**WHAT IS BEING ASKED:** Transcribe the material below exactly as it appears.

[Records from a collection of figures]
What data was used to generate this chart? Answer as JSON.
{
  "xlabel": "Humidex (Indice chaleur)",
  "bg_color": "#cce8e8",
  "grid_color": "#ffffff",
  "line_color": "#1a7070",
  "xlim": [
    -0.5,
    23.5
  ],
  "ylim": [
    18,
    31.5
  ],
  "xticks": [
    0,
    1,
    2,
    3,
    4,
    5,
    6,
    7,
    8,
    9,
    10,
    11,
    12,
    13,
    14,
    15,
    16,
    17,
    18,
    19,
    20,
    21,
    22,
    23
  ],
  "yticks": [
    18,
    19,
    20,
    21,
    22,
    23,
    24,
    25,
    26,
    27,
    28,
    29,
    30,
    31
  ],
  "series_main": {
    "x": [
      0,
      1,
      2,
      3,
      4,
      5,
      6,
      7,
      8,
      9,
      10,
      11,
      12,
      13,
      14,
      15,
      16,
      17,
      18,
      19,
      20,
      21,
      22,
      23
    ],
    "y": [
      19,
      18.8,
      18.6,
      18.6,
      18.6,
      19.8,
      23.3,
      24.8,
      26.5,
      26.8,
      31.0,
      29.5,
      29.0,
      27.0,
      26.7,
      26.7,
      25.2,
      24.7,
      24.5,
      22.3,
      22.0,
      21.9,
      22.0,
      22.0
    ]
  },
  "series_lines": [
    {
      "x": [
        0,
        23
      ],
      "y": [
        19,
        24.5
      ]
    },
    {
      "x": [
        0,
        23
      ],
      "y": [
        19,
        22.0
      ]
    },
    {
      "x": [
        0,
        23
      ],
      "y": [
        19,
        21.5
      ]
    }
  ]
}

**FINAL RESULT:**
What data was used to generate this chart? Answer as JSON.
{
  "xlabel": "Humidex (Indice chaleur)",
  "bg_color": "#cce8e8",
  "grid_color": "#ffffff",
  "line_color": "#1a7070",
  "xlim": [
    -0.5,
    23.5
  ],
  "ylim": [
    18,
    31.5
  ],
  "xticks": [
    0,
    1,
    2,
    3,
    4,
    5,
    6,
    7,
    8,
    9,
    10,
    11,
    12,
    13,
    14,
    15,
    16,
    17,
    18,
    19,
    20,
    21,
    22,
    23
  ],
  "yticks": [
    18,
    19,
    20,
    21,
    22,
    23,
    24,
    25,
    26,
    27,
    28,
    29,
    30,
    31
  ],
  "series_main": {
    "x": [
      0,
      1,
      2,
      3,
      4,
      5,
      6,
      7,
      8,
      9,
      10,
      11,
      12,
      13,
      14,
      15,
      16,
      17,
      18,
      19,
      20,
      21,
      22,
      23
    ],
    "y": [
      19,
      18.8,
      18.6,
      18.6,
      18.6,
      19.8,
      23.3,
      24.8,
      26.5,
      26.8,
      31.0,
      29.5,
      29.0,
      27.0,
      26.7,
      26.7,
      25.2,
      24.7,
      24.5,
      22.3,
      22.0,
      21.9,
      22.0,
      22.0
    ]
  },
  "series_lines": [
    {
      "x": [
        0,
        23
      ],
      "y": [
        19,
        24.5
      ]
    },
    {
      "x": [
        0,
        23
      ],
      "y": [
        19,
        22.0
      ]
    },
    {
      "x": [
        0,
        23
      ],
      "y": [
        19,
        21.5
      ]
    }
  ]
}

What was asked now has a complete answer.